● **TASK DESCRIPTION**:
Transcribe every line, keeping it exact.

----

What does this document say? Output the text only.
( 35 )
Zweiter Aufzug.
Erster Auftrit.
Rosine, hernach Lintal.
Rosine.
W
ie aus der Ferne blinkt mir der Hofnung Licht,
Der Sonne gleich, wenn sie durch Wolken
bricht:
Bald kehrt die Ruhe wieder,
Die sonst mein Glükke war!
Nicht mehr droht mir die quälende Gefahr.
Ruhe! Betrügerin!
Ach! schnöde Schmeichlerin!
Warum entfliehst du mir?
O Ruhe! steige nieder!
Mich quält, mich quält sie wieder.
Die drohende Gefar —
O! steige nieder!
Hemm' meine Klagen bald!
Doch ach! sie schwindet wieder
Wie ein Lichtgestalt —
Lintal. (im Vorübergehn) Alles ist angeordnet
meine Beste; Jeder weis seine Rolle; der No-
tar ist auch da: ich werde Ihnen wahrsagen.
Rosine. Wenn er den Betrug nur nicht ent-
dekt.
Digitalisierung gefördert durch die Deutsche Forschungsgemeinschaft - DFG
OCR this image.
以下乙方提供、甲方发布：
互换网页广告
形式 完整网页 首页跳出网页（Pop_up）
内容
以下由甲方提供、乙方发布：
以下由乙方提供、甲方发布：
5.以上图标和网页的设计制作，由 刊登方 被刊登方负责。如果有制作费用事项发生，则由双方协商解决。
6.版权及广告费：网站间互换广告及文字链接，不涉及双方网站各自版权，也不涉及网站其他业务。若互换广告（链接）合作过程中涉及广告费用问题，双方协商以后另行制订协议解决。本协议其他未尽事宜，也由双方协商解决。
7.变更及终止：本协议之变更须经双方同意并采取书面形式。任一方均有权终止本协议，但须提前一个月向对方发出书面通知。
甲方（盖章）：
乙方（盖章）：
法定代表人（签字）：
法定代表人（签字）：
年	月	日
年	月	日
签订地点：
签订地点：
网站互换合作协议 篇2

----

● **RESULT OF THIS TASK**:
What does this document say? Output the text only.
( 35 )
Zweiter Aufzug.
Erster Auftrit.
Rosine, hernach Lintal.
Rosine.
W
ie aus der Ferne blinkt mir der Hofnung Licht,
Der Sonne gleich, wenn sie durch Wolken
bricht:
Bald kehrt die Ruhe wieder,
Die sonst mein Glükke war!
Nicht mehr droht mir die quälende Gefahr.
Ruhe! Betrügerin!
Ach! schnöde Schmeichlerin!
Warum entfliehst du mir?
O Ruhe! steige nieder!
Mich quält, mich quält sie wieder.
Die drohende Gefar —
O! steige nieder!
Hemm' meine Klagen bald!
Doch ach! sie schwindet wieder
Wie ein Lichtgestalt —
Lintal. (im Vorübergehn) Alles ist angeordnet
meine Beste; Jeder weis seine Rolle; der No-
tar ist auch da: ich werde Ihnen wahrsagen.
Rosine. Wenn er den Betrug nur nicht ent-
dekt.
Digitalisierung gefördert durch die Deutsche Forschungsgemeinschaft - DFG
OCR this image.
以下乙方提供、甲方发布：
互换网页广告
形式 完整网页 首页跳出网页（Pop_up）
内容
以下由甲方提供、乙方发布：
以下由乙方提供、甲方发布：
5.以上图标和网页的设计制作，由 刊登方 被刊登方负责。如果有制作费用事项发生，则由双方协商解决。
6.版权及广告费：网站间互换广告及文字链接，不涉及双方网站各自版权，也不涉及网站其他业务。若互换广告（链接）合作过程中涉及广告费用问题，双方协商以后另行制订协议解决。本协议其他未尽事宜，也由双方协商解决。
7.变更及终止：本协议之变更须经双方同意并采取书面形式。任一方均有权终止本协议，但须提前一个月向对方发出书面通知。
甲方（盖章）：
乙方（盖章）：
法定代表人（签字）：
法定代表人（签字）：
年	月	日
年	月	日
签订地点：
签订地点：
网站互换合作协议 篇2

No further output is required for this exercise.